## [REQUIREMENT]
Copy the lines below as they are; omit the images they contain.

## [PROVIDED RECORDS]
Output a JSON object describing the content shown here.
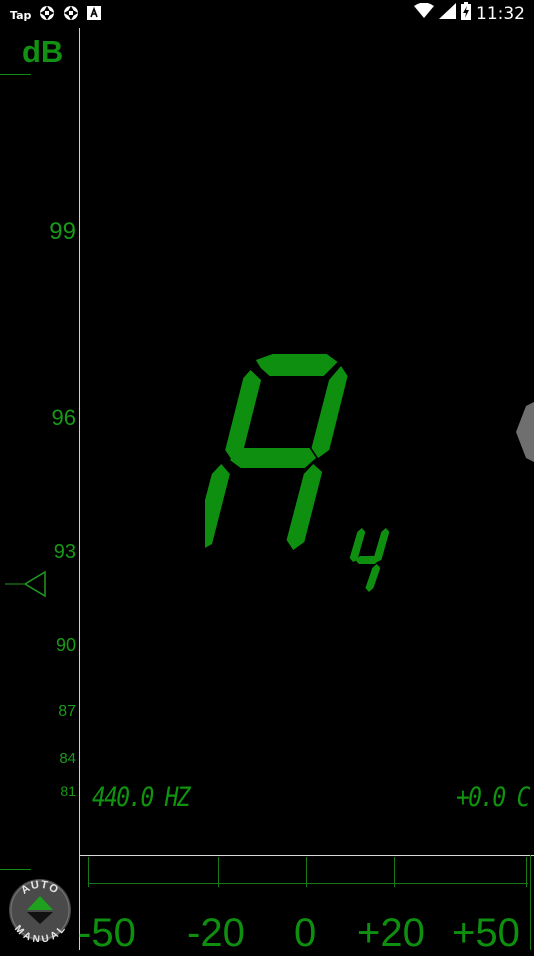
{
  "status_bar": {
    "app_label": "Tap",
    "time": "11:32"
  },
  "db_meter": {
    "title": "dB",
    "ticks": [
      "99",
      "96",
      "93",
      "90",
      "87",
      "84",
      "81"
    ]
  },
  "note": {
    "name": "A",
    "octave": "4"
  },
  "readouts": {
    "frequency": "440.0 HZ",
    "cents": "+0.0 C"
  },
  "cents_scale": {
    "labels": [
      "-50",
      "-20",
      "0",
      "+20",
      "+50"
    ]
  },
  "mode_toggle": {
    "top_label": "AUTO",
    "bottom_label": "MANUAL"
  },
  "colors": {
    "accent": "#129212",
    "background": "#000000"
  }
}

## [COMPLETE RESPONSE]
Output a JSON object describing the content shown here.
{
  "status_bar": {
    "app_label": "Tap",
    "time": "11:32"
  },
  "db_meter": {
    "title": "dB",
    "ticks": [
      "99",
      "96",
      "93",
      "90",
      "87",
      "84",
      "81"
    ]
  },
  "note": {
    "name": "A",
    "octave": "4"
  },
  "readouts": {
    "frequency": "440.0 HZ",
    "cents": "+0.0 C"
  },
  "cents_scale": {
    "labels": [
      "-50",
      "-20",
      "0",
      "+20",
      "+50"
    ]
  },
  "mode_toggle": {
    "top_label": "AUTO",
    "bottom_label": "MANUAL"
  },
  "colors": {
    "accent": "#129212",
    "background": "#000000"
  }
}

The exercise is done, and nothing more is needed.